● Written exercise: Output the material exactly, but drop every image it holds.
+ + + + + + +
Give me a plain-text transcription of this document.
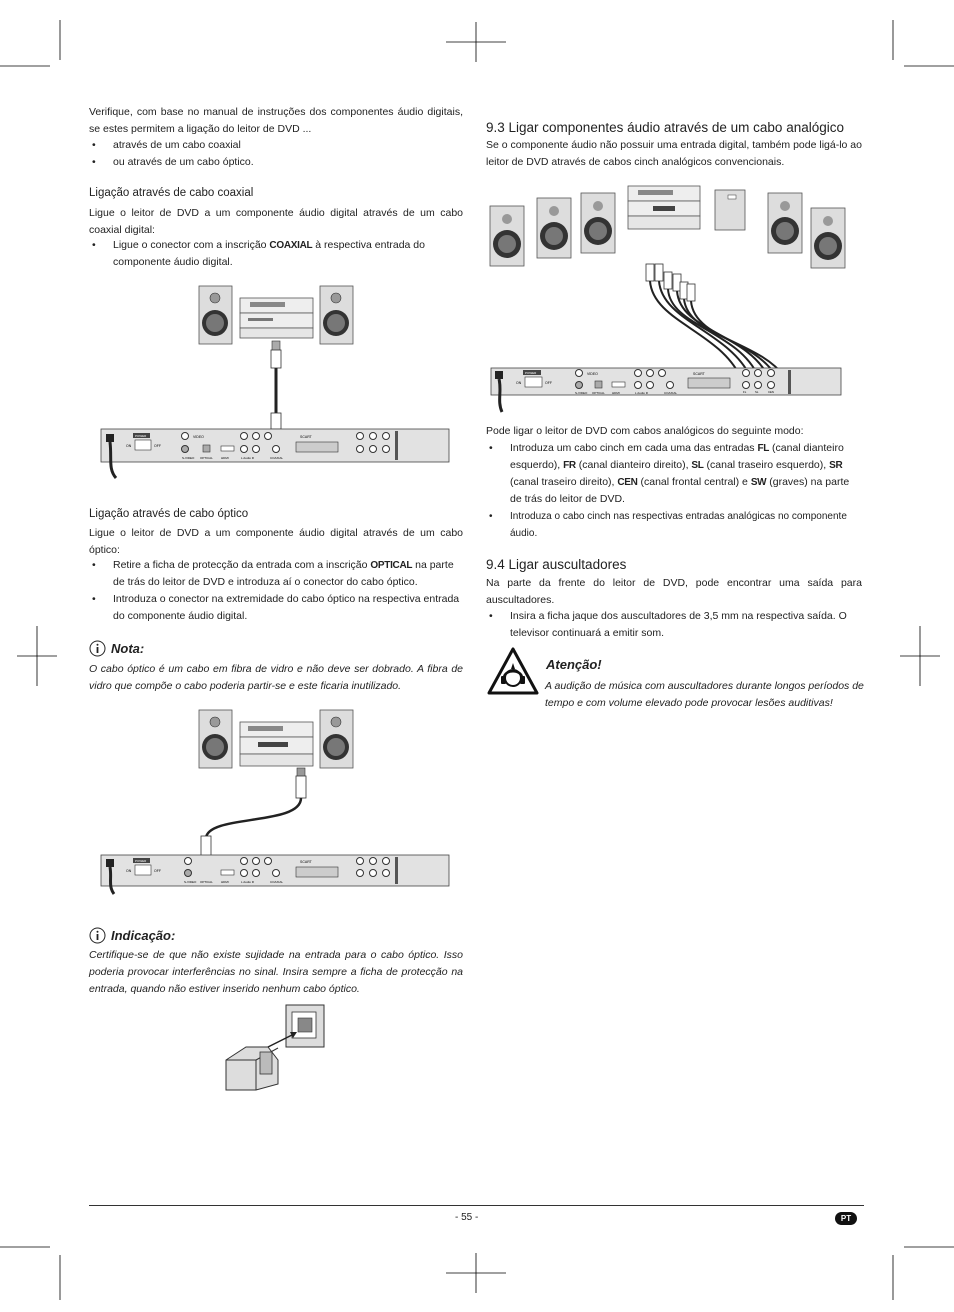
Verifique, com base no manual de instruções dos componentes áudio digitais, se estes permitem a ligação do leitor de DVD ...

• através de um cabo coaxial
• ou através de um cabo óptico.
Ligação através de cabo coaxial

Ligue o leitor de DVD a um componente áudio digital através de um cabo coaxial digital:

• Ligue o conector com a inscrição COAXIAL à respectiva entrada do componente áudio digital.
POWER
ON	OFF
VIDEO
S-VIDEO OPTICAL	HDMI	L Audio R	COAXIAL
SCART
Ligação através de cabo óptico

Ligue o leitor de DVD a um componente áudio digital através de um cabo óptico:

• Retire a ficha de protecção da entrada com a inscrição OPTICAL na parte de trás do leitor de DVD e introduza aí o conector do cabo óptico.
• Introduza o conector na extremidade do cabo óptico na respectiva entrada do componente áudio digital.
Nota:

O cabo óptico é um cabo em fibra de vidro e não deve ser dobrado. A fibra de vidro que compõe o cabo poderia partir-se e este ficaria inutilizado.

POWER
ON	OFF
S-VIDEO OPTICAL	HDMI	L Audio R	COAXIAL
SCART
Indicação:

Certifique-se de que não existe sujidade na entrada para o cabo óptico. Isso poderia provocar interferências no sinal. Insira sempre a ficha de protecção na entrada, quando não estiver inserido nenhum cabo óptico.

9.3 Ligar componentes áudio através de um cabo analógico

Se o componente áudio não possuir uma entrada digital, também pode ligá-lo ao leitor de DVD através de cabos cinch analógicos convencionais.

POWER
ON	OFF
VIDEO
S-VIDEO OPTICAL HDMI	L Audio R	COAXIAL
SCART
FL	SL	CEN

Pode ligar o leitor de DVD com cabos analógicos do seguinte modo:

• Introduza um cabo cinch em cada uma das entradas FL (canal dianteiro esquerdo), FR (canal dianteiro direito), SL (canal traseiro esquerdo), SR (canal traseiro direito), CEN (canal frontal central) e SW (graves) na parte de trás do leitor de DVD.
• Introduza o cabo cinch nas respectivas entradas analógicas no componente áudio.
9.4 Ligar auscultadores

Na parte da frente do leitor de DVD, pode encontrar uma saída para auscultadores.

• Insira a ficha jaque dos auscultadores de 3,5 mm na respectiva saída. O televisor continuará a emitir som.
Atenção!

A audição de música com auscultadores durante longos períodos de tempo e com volume elevado pode provocar lesões auditivas!

- 55 -	PT
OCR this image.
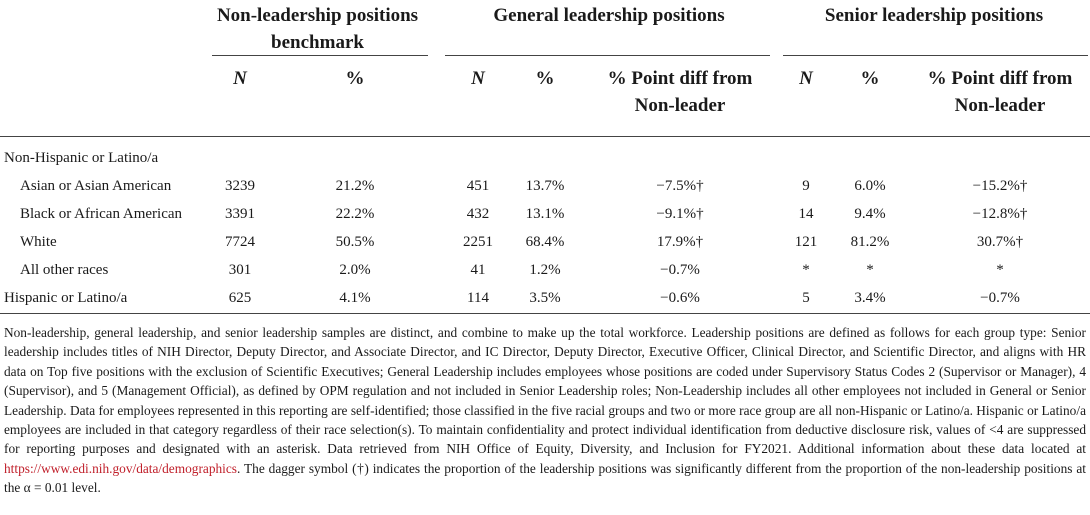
Non-leadership positions benchmark
General leadership positions	Senior leadership positions
N	%	N	%	% Point diff from Non-leader
N	%	% Point diff from Non-leader
Non-Hispanic or Latino/a
Asian or Asian American	3239	21.2%	451	13.7%	−7.5%†	9	6.0%	−15.2%†
Black or African American	3391	22.2%	432	13.1%	−9.1%†	14	9.4%	−12.8%†
White	7724	50.5%	2251	68.4%	17.9%†	121	81.2%	30.7%†
All other races	301	2.0%	41	1.2%	−0.7%	*	*	*
Hispanic or Latino/a	625	4.1%	114	3.5%	−0.6%	5	3.4%	−0.7%
Non-leadership, general leadership, and senior leadership samples are distinct, and combine to make up the total workforce. Leadership positions are defined as follows for each group type: Senior leadership includes titles of NIH Director, Deputy Director, and Associate Director, and IC Director, Deputy Director, Executive Officer, Clinical Director, and Scientific Director, and aligns with HR data on Top five positions with the exclusion of Scientific Executives; General Leadership includes employees whose positions are coded under Supervisory Status Codes 2 (Supervisor or Manager), 4 (Supervisor), and 5 (Management Official), as defined by OPM regulation and not included in Senior Leadership roles; Non-Leadership includes all other employees not included in General or Senior Leadership. Data for employees represented in this reporting are self-identified; those classified in the five racial groups and two or more race group are all non-Hispanic or Latino/a. Hispanic or Latino/a employees are included in that category regardless of their race selection(s). To maintain confidentiality and protect individual identification from deductive disclosure risk, values of <4 are suppressed for reporting purposes and designated with an asterisk. Data retrieved from NIH Office of Equity, Diversity, and Inclusion for FY2021. Additional information about these data located at https://www.edi.nih.gov/data/demographics. The dagger symbol (†) indicates the proportion of the leadership positions was significantly different from the proportion of the non-leadership positions at the α = 0.01 level.
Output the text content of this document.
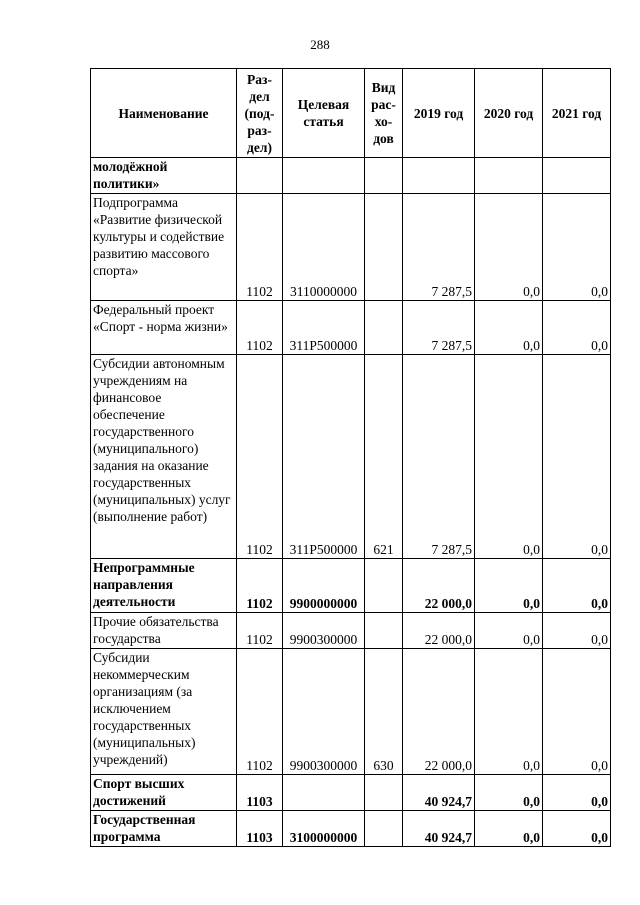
288
Наименование	Раз-дел (под-раз-дел)	Целевая статья	Вид рас-хо-дов	2019 год	2020 год	2021 год
молодёжной политики»						
Подпрограмма «Развитие физической культуры и содействие развитию массового спорта»	1102	3110000000		7 287,5	0,0	0,0
Федеральный проект «Спорт - норма жизни»	1102	311P500000		7 287,5	0,0	0,0
Субсидии автономным учреждениям на финансовое обеспечение государственного (муниципального) задания на оказание государственных (муниципальных) услуг (выполнение работ)	1102	311P500000	621	7 287,5	0,0	0,0
Непрограммные направления деятельности	1102	9900000000		22 000,0	0,0	0,0
Прочие обязательства государства	1102	9900300000		22 000,0	0,0	0,0
Субсидии некоммерческим организациям (за исключением государственных (муниципальных) учреждений)	1102	9900300000	630	22 000,0	0,0	0,0
Спорт высших достижений	1103			40 924,7	0,0	0,0
Государственная программа	1103	3100000000		40 924,7	0,0	0,0
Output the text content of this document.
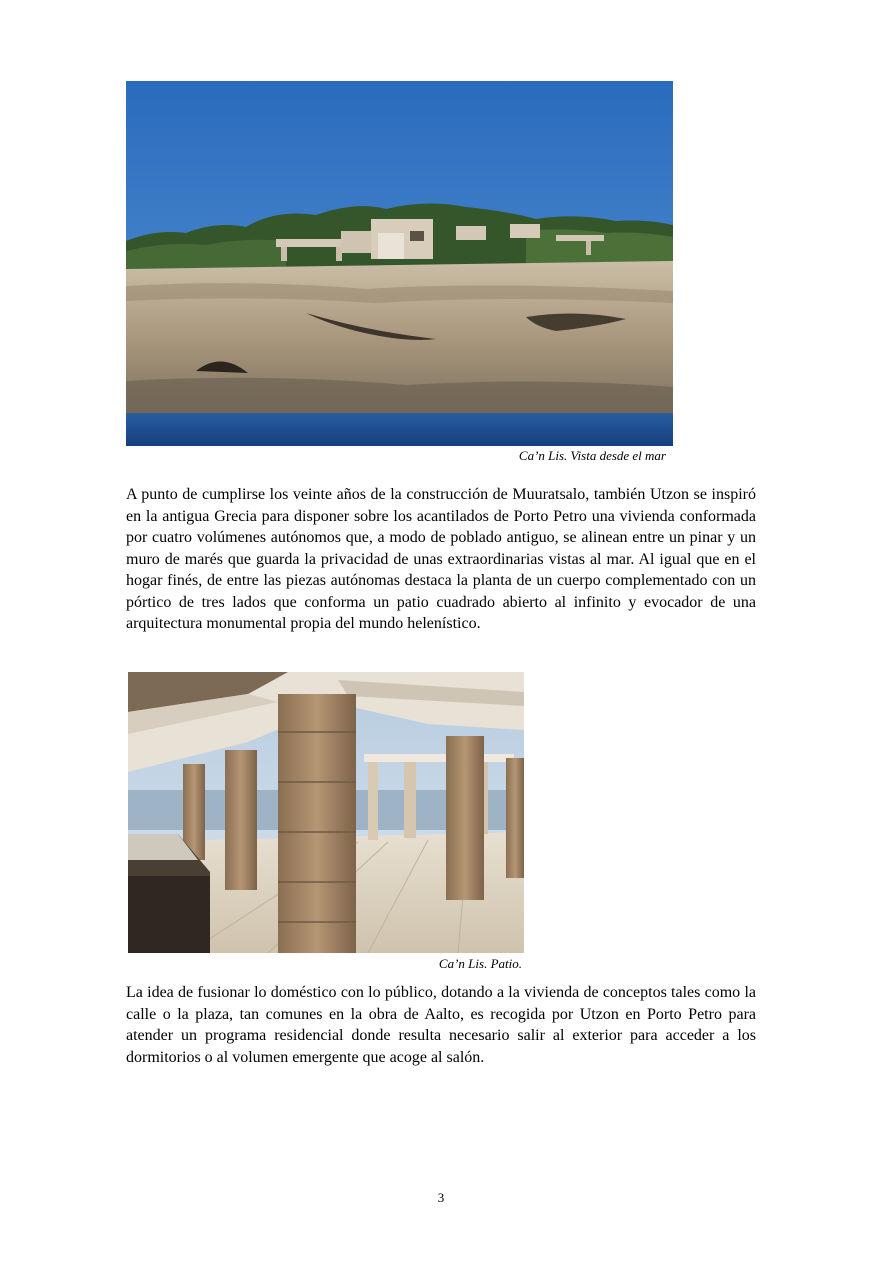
Ca’n Lis. Vista desde el mar

A punto de cumplirse los veinte años de la construcción de Muuratsalo, también Utzon se inspiró en la antigua Grecia para disponer sobre los acantilados de Porto Petro una vivienda conformada por cuatro volúmenes autónomos que, a modo de poblado antiguo, se alinean entre un pinar y un muro de marés que guarda la privacidad de unas extraordinarias vistas al mar. Al igual que en el hogar finés, de entre las piezas autónomas destaca la planta de un cuerpo complementado con un pórtico de tres lados que conforma un patio cuadrado abierto al infinito y evocador de una arquitectura monumental propia del mundo helenístico.

Ca’n Lis. Patio.

La idea de fusionar lo doméstico con lo público, dotando a la vivienda de conceptos tales como la calle o la plaza, tan comunes en la obra de Aalto, es recogida por Utzon en Porto Petro para atender un programa residencial donde resulta necesario salir al exterior para acceder a los dormitorios o al volumen emergente que acoge al salón.

3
+ + + + + + +
● Output of the exercise:
Give me a plain-text transcription of this document.
Verifique, com base no manual de instruções dos componentes áudio digitais, se estes permitem a ligação do leitor de DVD ...

• através de um cabo coaxial
• ou através de um cabo óptico.
Ligação através de cabo coaxial

Ligue o leitor de DVD a um componente áudio digital através de um cabo coaxial digital:

• Ligue o conector com a inscrição COAXIAL à respectiva entrada do componente áudio digital.
POWER
ON	OFF
VIDEO
S-VIDEO OPTICAL	HDMI	L Audio R	COAXIAL
SCART
Ligação através de cabo óptico

Ligue o leitor de DVD a um componente áudio digital através de um cabo óptico:

• Retire a ficha de protecção da entrada com a inscrição OPTICAL na parte de trás do leitor de DVD e introduza aí o conector do cabo óptico.
• Introduza o conector na extremidade do cabo óptico na respectiva entrada do componente áudio digital.
Nota:

O cabo óptico é um cabo em fibra de vidro e não deve ser dobrado. A fibra de vidro que compõe o cabo poderia partir-se e este ficaria inutilizado.

POWER
ON	OFF
S-VIDEO OPTICAL	HDMI	L Audio R	COAXIAL
SCART
Indicação:

Certifique-se de que não existe sujidade na entrada para o cabo óptico. Isso poderia provocar interferências no sinal. Insira sempre a ficha de protecção na entrada, quando não estiver inserido nenhum cabo óptico.

9.3 Ligar componentes áudio através de um cabo analógico

Se o componente áudio não possuir uma entrada digital, também pode ligá-lo ao leitor de DVD através de cabos cinch analógicos convencionais.

POWER
ON	OFF
VIDEO
S-VIDEO OPTICAL HDMI	L Audio R	COAXIAL
SCART
FL	SL	CEN

Pode ligar o leitor de DVD com cabos analógicos do seguinte modo:

• Introduza um cabo cinch em cada uma das entradas FL (canal dianteiro esquerdo), FR (canal dianteiro direito), SL (canal traseiro esquerdo), SR (canal traseiro direito), CEN (canal frontal central) e SW (graves) na parte de trás do leitor de DVD.
• Introduza o cabo cinch nas respectivas entradas analógicas no componente áudio.
9.4 Ligar auscultadores

Na parte da frente do leitor de DVD, pode encontrar uma saída para auscultadores.

• Insira a ficha jaque dos auscultadores de 3,5 mm na respectiva saída. O televisor continuará a emitir som.
Atenção!

A audição de música com auscultadores durante longos períodos de tempo e com volume elevado pode provocar lesões auditivas!

- 55 -	PT
OCR this image.
Non-leadership positions benchmark
General leadership positions	Senior leadership positions
N	%	N	%	% Point diff from Non-leader
N	%	% Point diff from Non-leader
Non-Hispanic or Latino/a
Asian or Asian American	3239	21.2%	451	13.7%	−7.5%†	9	6.0%	−15.2%†
Black or African American	3391	22.2%	432	13.1%	−9.1%†	14	9.4%	−12.8%†
White	7724	50.5%	2251	68.4%	17.9%†	121	81.2%	30.7%†
All other races	301	2.0%	41	1.2%	−0.7%	*	*	*
Hispanic or Latino/a	625	4.1%	114	3.5%	−0.6%	5	3.4%	−0.7%
Non-leadership, general leadership, and senior leadership samples are distinct, and combine to make up the total workforce. Leadership positions are defined as follows for each group type: Senior leadership includes titles of NIH Director, Deputy Director, and Associate Director, and IC Director, Deputy Director, Executive Officer, Clinical Director, and Scientific Director, and aligns with HR data on Top five positions with the exclusion of Scientific Executives; General Leadership includes employees whose positions are coded under Supervisory Status Codes 2 (Supervisor or Manager), 4 (Supervisor), and 5 (Management Official), as defined by OPM regulation and not included in Senior Leadership roles; Non-Leadership includes all other employees not included in General or Senior Leadership. Data for employees represented in this reporting are self-identified; those classified in the five racial groups and two or more race group are all non-Hispanic or Latino/a. Hispanic or Latino/a employees are included in that category regardless of their race selection(s). To maintain confidentiality and protect individual identification from deductive disclosure risk, values of <4 are suppressed for reporting purposes and designated with an asterisk. Data retrieved from NIH Office of Equity, Diversity, and Inclusion for FY2021. Additional information about these data located at https://www.edi.nih.gov/data/demographics. The dagger symbol (†) indicates the proportion of the leadership positions was significantly different from the proportion of the non-leadership positions at the α = 0.01 level.
Output the text content of this document.
288
Наименование	Раз-дел (под-раз-дел)	Целевая статья	Вид рас-хо-дов	2019 год	2020 год	2021 год
молодёжной политики»						
Подпрограмма «Развитие физической культуры и содействие развитию массового спорта»	1102	3110000000		7 287,5	0,0	0,0
Федеральный проект «Спорт - норма жизни»	1102	311P500000		7 287,5	0,0	0,0
Субсидии автономным учреждениям на финансовое обеспечение государственного (муниципального) задания на оказание государственных (муниципальных) услуг (выполнение работ)	1102	311P500000	621	7 287,5	0,0	0,0
Непрограммные направления деятельности	1102	9900000000		22 000,0	0,0	0,0
Прочие обязательства государства	1102	9900300000		22 000,0	0,0	0,0
Субсидии некоммерческим организациям (за исключением государственных (муниципальных) учреждений)	1102	9900300000	630	22 000,0	0,0	0,0
Спорт высших достижений	1103			40 924,7	0,0	0,0
Государственная программа	1103	3100000000		40 924,7	0,0	0,0
Output the text content of this document.
Ca’n Lis. Vista desde el mar

A punto de cumplirse los veinte años de la construcción de Muuratsalo, también Utzon se inspiró en la antigua Grecia para disponer sobre los acantilados de Porto Petro una vivienda conformada por cuatro volúmenes autónomos que, a modo de poblado antiguo, se alinean entre un pinar y un muro de marés que guarda la privacidad de unas extraordinarias vistas al mar. Al igual que en el hogar finés, de entre las piezas autónomas destaca la planta de un cuerpo complementado con un pórtico de tres lados que conforma un patio cuadrado abierto al infinito y evocador de una arquitectura monumental propia del mundo helenístico.

Ca’n Lis. Patio.

La idea de fusionar lo doméstico con lo público, dotando a la vivienda de conceptos tales como la calle o la plaza, tan comunes en la obra de Aalto, es recogida por Utzon en Porto Petro para atender un programa residencial donde resulta necesario salir al exterior para acceder a los dormitorios o al volumen emergente que acoge al salón.

3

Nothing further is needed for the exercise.